Check each line of the listing for the word "定义域是" and give only the number of lines that have it.
▶
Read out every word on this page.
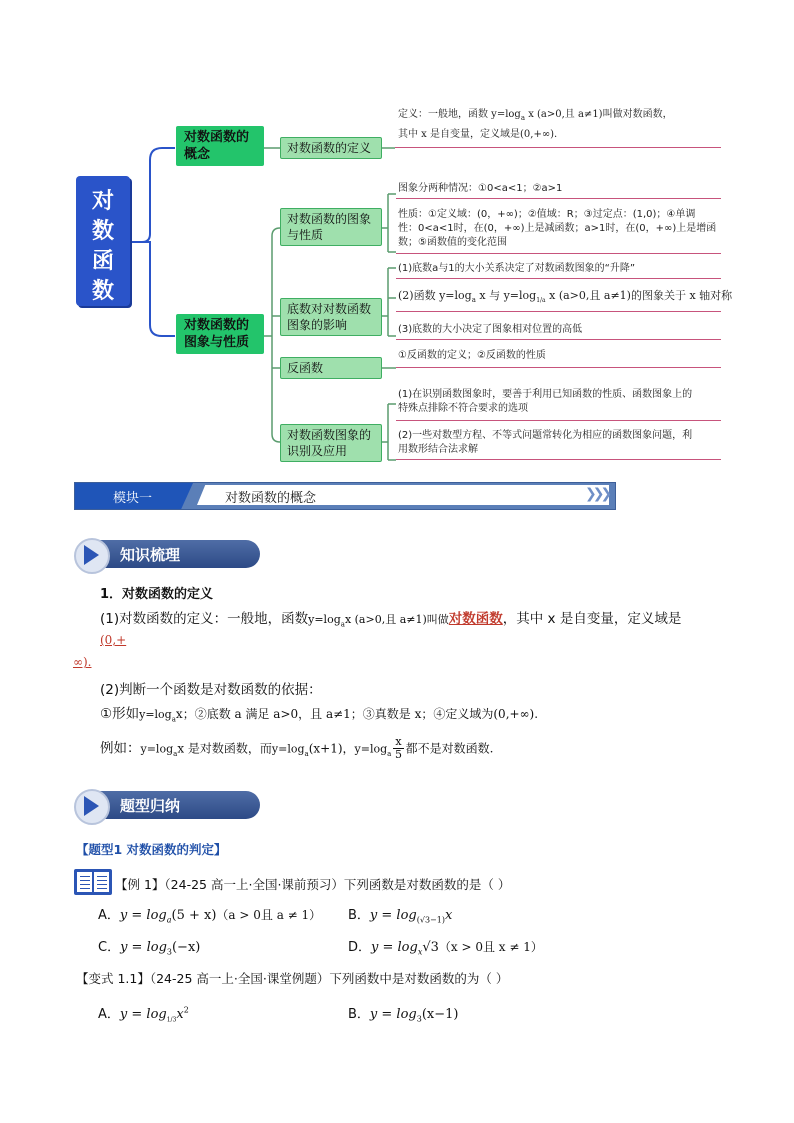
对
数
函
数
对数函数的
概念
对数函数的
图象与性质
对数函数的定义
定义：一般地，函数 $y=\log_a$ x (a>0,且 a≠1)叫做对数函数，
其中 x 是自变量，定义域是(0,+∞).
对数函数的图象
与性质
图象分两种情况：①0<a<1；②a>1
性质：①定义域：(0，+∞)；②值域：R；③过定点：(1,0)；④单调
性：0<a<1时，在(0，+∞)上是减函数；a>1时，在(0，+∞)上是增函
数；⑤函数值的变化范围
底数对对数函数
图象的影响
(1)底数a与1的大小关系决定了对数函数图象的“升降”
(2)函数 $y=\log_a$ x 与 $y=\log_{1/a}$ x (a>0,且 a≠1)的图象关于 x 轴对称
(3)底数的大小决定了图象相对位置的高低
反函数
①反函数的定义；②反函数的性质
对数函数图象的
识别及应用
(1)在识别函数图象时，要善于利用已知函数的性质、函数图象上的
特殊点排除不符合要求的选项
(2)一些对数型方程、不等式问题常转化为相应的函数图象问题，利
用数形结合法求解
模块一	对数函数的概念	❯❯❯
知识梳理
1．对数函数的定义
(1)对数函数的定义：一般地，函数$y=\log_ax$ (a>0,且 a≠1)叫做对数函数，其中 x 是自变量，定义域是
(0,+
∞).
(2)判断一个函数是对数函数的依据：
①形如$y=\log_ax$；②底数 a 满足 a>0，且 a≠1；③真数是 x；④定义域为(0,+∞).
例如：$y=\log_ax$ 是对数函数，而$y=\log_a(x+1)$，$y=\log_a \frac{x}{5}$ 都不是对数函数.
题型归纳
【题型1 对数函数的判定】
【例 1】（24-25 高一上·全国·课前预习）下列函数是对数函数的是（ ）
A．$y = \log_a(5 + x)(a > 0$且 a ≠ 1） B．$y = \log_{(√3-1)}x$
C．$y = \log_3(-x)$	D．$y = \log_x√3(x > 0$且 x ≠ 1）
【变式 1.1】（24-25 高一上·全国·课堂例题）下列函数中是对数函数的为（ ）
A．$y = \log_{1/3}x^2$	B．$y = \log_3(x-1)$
◀
COMPLETE OUTPUT: 2